▶ Questions on the material:
**1)** According to the AAV capsid excerpt, how long after intravenous administration to adult Ai9 mice was gene editing at the reporter locus assessed?
**2)** From the AAV capsid excerpt, output everything from "The pull-down assay" down to "to target binding.", copied verbatim.

▶ Selected excerpt:
---

Since previously published LY6A-binding variants such as AAV-PHP.B and AAV-PHP.eB have been carefully characterized [1,2,11], we chose a representative LY6C1-binding variant, AAV-BI28, for further study. When administered to adult C57BL/6J mice, we observed transduction of NeuN+ neurons, S100+ astrocytes, CC1+ oligodendrocytes (S9A–S9C Fig). We next evaluated the use of AAV-BI28 for gene editing in astrocytes throughout the Ai9 (Cre recombinase-dependent tdTomato reporter) mouse brain [36]. We built a two-vector system with the first vector expressing SaCas9 under the control of a truncated GFAP promoter (AAV-BI28-GfABC1D-SaCas9) and the second vector expressing 2 gRNAs and green fluorescent protein (AAV-BI28:GfABC1D-NLS-GFP-2x-U6-gRNA) (S9D Fig). The 2 gRNAs were designed to target SaCas9 to sequences flanking the stop cassette that prevents expression of the tdTomato reporter. The 2 vectors were administered intravenously into adult Ai9 mice and gene editing at the reporter locus (tdTomato) was assessed in cortical, thalamic, and striatal astrocytes 4 weeks later. Our results demonstrate that BI28 can be used to induce gene editing in a substantial fraction of astrocytes in the adult mouse brain (S9E–S9H Fig). These data and supporting in vitro data are available as part of the NIH Somatic Cell Genome Editing (SCGE) Program Toolkit (https://scge.mcw.edu/toolkit/data/experiments/group/1441) and were reproduced independently by the Baylor College of Medicine-Rice Small Animal Testing Center (BCM-Rice SATC) organized as part of the NIH SCGE Consortium (S9D–S9H Fig).
The pull-down assay approach yields replicable, quantitative data that enables machine learning-guided sequence diversification
Screens for capsids with functions of interest typically only sample a small fraction of the theoretical sequence space (for a 7-mer insertion, the amino acid sequence space is 207 or 1.28 billion). While it is impractical or even impossible (especially for longer sequences) to experimentally assay substantial portions of the sequence space, it is possible to train ML models using limited assay data to extend predictions to the rest of the unassayed sequence space. The highly replicable and quantitative pull-down assay data are amenable to ML-guided approaches for mapping 7-mer sequences to target binding.

---

(Source data)

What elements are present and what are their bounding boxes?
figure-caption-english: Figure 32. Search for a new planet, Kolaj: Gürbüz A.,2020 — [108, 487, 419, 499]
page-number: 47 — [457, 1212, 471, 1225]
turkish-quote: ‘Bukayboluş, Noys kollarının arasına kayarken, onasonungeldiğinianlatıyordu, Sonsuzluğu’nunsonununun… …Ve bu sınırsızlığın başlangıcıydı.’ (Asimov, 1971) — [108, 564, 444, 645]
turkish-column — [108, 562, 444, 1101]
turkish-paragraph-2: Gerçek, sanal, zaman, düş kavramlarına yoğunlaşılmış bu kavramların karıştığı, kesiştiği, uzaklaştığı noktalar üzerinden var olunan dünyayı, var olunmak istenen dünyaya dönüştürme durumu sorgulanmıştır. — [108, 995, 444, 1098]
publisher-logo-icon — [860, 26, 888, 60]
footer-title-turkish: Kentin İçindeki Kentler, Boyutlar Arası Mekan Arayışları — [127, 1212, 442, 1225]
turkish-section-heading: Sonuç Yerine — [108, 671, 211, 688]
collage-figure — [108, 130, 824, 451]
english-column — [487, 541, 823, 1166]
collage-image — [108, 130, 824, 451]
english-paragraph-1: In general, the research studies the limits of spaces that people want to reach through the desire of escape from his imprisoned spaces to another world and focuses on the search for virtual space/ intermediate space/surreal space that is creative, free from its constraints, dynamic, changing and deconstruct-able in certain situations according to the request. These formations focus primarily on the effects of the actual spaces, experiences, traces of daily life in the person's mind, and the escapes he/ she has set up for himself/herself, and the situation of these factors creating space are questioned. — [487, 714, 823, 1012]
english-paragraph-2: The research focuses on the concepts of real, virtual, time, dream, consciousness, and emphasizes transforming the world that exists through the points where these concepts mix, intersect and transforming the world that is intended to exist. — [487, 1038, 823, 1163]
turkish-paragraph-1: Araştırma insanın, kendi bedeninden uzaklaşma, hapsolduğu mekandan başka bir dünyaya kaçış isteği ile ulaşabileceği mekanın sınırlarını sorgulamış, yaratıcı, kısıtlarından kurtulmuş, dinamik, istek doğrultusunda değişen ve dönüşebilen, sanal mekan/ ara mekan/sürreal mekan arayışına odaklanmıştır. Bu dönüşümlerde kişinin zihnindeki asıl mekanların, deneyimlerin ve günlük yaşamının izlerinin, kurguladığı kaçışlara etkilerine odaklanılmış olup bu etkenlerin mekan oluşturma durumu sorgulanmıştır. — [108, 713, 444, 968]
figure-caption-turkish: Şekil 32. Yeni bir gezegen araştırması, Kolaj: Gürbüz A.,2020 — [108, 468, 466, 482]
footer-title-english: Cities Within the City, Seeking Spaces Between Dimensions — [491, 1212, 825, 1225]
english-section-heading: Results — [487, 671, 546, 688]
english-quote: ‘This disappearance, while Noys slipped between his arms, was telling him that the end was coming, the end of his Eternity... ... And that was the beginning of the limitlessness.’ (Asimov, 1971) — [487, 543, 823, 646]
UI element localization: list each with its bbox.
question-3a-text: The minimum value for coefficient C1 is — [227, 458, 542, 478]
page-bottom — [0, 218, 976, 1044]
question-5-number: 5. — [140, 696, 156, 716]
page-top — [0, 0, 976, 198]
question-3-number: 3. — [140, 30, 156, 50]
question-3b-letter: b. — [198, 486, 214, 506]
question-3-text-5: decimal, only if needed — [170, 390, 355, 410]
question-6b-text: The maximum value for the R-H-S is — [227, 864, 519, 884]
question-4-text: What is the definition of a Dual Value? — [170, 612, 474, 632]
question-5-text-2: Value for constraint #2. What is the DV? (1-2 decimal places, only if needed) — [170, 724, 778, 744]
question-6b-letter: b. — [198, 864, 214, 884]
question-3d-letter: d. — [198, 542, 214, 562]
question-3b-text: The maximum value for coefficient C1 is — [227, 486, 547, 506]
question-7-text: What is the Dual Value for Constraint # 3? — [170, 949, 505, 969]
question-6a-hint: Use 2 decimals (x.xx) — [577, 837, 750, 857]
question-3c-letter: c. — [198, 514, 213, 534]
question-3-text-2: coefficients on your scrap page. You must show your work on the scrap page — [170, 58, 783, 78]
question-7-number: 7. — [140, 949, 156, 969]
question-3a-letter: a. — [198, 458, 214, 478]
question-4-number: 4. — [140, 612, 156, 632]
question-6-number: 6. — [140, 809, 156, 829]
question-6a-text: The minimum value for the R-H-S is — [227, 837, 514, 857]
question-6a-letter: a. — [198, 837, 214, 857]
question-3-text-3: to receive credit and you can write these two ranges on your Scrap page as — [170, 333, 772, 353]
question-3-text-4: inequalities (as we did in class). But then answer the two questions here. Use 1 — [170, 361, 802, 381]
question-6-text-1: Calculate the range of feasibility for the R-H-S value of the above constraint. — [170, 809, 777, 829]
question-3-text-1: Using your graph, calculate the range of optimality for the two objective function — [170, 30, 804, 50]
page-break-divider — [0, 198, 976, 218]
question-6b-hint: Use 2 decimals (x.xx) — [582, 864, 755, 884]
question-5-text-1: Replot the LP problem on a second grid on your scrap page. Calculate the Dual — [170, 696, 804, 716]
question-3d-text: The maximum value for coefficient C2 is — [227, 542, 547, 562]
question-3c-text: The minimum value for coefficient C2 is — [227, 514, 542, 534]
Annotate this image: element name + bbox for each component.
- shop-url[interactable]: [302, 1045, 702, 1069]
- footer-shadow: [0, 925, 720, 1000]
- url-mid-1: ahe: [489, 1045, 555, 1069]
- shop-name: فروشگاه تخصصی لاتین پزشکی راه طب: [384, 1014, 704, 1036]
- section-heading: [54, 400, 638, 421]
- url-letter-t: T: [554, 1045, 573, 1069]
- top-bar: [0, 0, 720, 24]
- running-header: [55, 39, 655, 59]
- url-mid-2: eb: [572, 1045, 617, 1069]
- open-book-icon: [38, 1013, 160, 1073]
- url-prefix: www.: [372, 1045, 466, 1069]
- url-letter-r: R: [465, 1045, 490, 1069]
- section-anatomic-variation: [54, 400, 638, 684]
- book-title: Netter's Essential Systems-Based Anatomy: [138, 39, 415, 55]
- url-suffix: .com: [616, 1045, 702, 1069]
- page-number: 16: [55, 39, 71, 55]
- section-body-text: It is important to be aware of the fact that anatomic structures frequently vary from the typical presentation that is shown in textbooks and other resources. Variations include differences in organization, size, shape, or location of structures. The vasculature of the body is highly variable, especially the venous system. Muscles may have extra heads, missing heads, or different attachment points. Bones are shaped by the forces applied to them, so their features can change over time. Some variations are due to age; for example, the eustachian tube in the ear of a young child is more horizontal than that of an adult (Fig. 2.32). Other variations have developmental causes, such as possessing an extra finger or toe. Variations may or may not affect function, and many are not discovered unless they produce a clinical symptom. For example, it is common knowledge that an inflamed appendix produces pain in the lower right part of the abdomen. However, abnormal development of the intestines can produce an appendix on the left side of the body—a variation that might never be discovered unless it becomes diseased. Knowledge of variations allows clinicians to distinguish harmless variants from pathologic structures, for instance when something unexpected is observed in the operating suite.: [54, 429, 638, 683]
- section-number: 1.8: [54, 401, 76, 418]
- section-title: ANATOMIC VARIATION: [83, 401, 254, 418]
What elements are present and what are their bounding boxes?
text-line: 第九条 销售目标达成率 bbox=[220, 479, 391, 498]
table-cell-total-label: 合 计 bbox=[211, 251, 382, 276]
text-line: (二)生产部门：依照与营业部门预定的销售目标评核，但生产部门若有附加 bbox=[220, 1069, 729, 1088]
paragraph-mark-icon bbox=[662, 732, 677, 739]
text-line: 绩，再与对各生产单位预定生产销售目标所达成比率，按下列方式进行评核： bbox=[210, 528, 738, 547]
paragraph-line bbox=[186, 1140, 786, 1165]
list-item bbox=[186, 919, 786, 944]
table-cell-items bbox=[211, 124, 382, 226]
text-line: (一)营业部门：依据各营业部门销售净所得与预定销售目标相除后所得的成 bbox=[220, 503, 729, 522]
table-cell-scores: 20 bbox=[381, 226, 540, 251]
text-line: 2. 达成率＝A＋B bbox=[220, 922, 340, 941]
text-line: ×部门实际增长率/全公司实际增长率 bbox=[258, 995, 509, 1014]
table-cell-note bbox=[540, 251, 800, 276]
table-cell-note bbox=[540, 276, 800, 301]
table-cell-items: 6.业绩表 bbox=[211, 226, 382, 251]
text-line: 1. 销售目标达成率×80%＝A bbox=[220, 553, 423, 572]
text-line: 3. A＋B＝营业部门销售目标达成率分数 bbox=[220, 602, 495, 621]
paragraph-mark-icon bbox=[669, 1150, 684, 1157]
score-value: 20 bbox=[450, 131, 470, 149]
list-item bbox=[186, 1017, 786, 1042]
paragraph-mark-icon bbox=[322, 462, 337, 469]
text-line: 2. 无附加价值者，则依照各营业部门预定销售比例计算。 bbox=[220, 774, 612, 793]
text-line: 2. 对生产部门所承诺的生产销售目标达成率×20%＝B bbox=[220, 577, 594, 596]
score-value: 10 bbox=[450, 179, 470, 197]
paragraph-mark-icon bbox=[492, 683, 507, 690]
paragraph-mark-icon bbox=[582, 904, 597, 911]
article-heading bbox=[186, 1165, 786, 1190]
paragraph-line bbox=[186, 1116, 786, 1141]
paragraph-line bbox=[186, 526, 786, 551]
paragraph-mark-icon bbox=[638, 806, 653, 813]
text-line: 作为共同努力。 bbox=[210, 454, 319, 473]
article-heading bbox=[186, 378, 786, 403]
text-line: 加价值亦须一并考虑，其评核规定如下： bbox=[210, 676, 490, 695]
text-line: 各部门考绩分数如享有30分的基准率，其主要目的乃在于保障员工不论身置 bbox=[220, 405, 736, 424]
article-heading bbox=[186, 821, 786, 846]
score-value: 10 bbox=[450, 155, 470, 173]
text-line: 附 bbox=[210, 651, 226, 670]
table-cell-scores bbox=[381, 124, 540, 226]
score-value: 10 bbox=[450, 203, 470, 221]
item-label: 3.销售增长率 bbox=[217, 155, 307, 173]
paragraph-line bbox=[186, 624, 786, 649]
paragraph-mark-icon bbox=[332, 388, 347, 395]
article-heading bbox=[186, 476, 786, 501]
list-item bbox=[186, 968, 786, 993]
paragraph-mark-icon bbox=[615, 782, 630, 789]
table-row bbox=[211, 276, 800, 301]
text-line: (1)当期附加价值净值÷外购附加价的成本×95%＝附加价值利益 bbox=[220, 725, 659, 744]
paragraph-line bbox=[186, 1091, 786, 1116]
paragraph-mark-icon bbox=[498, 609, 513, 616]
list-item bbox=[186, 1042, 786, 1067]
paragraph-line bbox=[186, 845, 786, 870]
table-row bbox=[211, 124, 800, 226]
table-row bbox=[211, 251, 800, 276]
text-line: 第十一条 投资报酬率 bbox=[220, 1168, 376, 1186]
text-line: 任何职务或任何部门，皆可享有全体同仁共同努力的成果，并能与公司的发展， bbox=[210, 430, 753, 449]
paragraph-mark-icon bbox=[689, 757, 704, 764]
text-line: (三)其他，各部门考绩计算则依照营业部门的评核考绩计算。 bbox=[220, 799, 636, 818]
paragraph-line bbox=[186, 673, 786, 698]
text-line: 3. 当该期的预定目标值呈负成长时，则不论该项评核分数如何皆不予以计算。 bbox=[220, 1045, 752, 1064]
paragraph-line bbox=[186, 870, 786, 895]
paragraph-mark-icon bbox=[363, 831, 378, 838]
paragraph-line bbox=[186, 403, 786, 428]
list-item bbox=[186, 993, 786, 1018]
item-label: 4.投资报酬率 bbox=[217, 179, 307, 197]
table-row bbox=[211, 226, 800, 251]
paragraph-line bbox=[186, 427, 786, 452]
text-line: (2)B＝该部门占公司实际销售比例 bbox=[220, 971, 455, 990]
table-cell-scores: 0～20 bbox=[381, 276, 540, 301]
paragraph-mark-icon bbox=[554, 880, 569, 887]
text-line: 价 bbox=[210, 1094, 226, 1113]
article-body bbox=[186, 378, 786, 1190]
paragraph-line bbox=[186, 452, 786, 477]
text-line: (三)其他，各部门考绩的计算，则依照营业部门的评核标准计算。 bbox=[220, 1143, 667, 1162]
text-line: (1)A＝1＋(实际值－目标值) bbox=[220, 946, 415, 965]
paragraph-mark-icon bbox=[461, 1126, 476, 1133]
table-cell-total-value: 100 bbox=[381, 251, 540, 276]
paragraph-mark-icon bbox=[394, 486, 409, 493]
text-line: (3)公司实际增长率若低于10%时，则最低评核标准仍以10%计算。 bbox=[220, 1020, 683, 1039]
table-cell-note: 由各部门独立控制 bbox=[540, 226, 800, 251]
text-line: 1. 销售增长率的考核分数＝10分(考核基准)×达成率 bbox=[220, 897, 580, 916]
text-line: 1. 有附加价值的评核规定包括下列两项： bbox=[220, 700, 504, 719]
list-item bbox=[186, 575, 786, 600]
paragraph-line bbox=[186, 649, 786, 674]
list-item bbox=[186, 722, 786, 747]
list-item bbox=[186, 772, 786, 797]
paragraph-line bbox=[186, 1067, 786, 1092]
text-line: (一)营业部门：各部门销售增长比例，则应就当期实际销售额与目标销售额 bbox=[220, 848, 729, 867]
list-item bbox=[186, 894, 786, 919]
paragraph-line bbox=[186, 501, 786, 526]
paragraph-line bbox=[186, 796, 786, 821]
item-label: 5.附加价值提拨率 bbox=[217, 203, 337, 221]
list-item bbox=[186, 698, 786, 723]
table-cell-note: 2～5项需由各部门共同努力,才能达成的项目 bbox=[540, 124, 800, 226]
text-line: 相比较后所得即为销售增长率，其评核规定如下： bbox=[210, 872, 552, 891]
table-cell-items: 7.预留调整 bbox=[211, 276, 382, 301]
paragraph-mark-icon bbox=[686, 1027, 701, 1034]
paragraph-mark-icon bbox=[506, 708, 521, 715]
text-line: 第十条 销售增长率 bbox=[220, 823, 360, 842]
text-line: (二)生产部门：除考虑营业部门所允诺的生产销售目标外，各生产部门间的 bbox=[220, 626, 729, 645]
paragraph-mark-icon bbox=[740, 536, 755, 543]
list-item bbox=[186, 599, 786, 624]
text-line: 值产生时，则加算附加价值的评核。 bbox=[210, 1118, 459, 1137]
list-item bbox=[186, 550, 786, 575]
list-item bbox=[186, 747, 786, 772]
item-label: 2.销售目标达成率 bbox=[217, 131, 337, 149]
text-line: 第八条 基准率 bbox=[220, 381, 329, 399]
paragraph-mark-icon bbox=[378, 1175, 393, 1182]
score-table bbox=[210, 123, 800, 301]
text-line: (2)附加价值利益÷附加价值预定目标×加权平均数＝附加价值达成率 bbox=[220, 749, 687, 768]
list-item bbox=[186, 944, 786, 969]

---

▶ Exercise solutions:
**1)** Gene editing was assessed 4 weeks later.

**2)**
The pull-down assay approach yields replicable, quantitative data that enables machine learning-guided sequence diversification
Screens for capsids with functions of interest typically only sample a small fraction of the theoretical sequence space (for a 7-mer insertion, the amino acid sequence space is 207 or 1.28 billion). While it is impractical or even impossible (especially for longer sequences) to experimentally assay substantial portions of the sequence space, it is possible to train ML models using limited assay data to extend predictions to the rest of the unassayed sequence space. The highly replicable and quantitative pull-down assay data are amenable to ML-guided approaches for mapping 7-mer sequences to target binding.